— start of Data for processing —

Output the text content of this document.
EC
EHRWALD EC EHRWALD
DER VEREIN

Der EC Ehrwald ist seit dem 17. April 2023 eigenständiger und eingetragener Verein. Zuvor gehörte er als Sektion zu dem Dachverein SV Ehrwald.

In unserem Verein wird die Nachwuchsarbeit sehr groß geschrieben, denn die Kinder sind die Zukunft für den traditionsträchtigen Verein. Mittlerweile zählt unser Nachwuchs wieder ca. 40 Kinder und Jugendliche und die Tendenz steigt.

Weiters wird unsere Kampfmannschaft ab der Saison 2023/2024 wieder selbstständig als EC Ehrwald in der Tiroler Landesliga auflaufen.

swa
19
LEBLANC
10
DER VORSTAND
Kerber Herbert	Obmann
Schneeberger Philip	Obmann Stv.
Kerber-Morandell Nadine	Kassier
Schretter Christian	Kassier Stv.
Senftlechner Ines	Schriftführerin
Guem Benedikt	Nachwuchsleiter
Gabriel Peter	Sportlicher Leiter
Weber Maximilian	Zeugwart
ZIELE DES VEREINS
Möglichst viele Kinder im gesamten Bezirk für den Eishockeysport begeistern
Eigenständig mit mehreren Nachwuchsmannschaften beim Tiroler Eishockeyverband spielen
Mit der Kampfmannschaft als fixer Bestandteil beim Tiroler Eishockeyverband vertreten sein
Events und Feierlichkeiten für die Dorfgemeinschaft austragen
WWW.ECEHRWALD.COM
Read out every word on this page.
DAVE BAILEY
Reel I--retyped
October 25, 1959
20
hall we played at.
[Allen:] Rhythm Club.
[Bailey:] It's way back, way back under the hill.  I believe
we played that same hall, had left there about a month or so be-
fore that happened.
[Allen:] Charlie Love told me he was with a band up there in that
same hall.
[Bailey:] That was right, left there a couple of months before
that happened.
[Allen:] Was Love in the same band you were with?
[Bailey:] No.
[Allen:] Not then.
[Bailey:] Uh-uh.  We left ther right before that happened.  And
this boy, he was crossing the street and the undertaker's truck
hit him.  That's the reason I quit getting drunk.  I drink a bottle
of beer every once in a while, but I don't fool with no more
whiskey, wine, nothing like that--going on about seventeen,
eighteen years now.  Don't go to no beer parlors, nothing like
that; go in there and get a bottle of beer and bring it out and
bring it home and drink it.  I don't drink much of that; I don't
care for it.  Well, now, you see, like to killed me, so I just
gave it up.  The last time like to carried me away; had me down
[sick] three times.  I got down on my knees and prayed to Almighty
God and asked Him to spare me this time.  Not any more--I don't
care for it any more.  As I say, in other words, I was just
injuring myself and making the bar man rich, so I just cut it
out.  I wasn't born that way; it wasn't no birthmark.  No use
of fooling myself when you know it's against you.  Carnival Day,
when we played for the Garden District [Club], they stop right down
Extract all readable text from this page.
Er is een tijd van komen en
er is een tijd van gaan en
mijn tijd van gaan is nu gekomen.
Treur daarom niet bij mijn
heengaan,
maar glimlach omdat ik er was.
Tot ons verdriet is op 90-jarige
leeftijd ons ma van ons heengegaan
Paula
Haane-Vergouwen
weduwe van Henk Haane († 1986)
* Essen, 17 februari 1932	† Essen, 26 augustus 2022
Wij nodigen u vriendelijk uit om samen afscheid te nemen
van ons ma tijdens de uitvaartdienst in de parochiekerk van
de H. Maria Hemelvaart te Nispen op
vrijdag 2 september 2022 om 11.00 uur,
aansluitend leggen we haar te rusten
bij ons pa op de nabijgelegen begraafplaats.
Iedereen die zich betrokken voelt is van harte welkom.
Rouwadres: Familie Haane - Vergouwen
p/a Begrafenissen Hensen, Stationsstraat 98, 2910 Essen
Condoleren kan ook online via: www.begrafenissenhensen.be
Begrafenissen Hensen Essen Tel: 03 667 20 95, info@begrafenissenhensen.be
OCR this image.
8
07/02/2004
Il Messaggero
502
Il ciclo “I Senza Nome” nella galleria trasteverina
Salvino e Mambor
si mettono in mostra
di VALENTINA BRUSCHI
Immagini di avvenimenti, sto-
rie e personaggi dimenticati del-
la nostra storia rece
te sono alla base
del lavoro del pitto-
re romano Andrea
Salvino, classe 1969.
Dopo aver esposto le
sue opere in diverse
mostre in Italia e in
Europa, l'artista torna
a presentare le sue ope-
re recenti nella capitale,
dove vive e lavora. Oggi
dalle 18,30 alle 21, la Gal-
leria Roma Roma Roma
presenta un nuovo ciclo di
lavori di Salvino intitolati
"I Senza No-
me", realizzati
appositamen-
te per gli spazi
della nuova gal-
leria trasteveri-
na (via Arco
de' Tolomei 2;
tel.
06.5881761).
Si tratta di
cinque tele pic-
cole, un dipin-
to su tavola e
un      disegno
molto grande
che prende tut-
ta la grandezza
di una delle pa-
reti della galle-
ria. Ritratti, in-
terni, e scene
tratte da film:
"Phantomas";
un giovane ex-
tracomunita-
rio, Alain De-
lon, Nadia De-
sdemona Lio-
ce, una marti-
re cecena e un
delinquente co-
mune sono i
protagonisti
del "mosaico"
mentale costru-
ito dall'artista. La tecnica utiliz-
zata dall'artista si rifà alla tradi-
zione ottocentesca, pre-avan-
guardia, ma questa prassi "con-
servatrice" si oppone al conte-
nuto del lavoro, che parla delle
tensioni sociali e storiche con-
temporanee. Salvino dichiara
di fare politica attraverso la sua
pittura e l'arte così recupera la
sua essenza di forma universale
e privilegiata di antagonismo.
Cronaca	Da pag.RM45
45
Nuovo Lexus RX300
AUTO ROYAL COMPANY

— end of Data for processing —

**Problem to work on:**
Gather all lines from the listing above in which "nothing" occurs.

**Exercise output:**
whiskey, wine, nothing like that--going on about seventeen,
eighteen years now.  Don't go to no beer parlors, nothing like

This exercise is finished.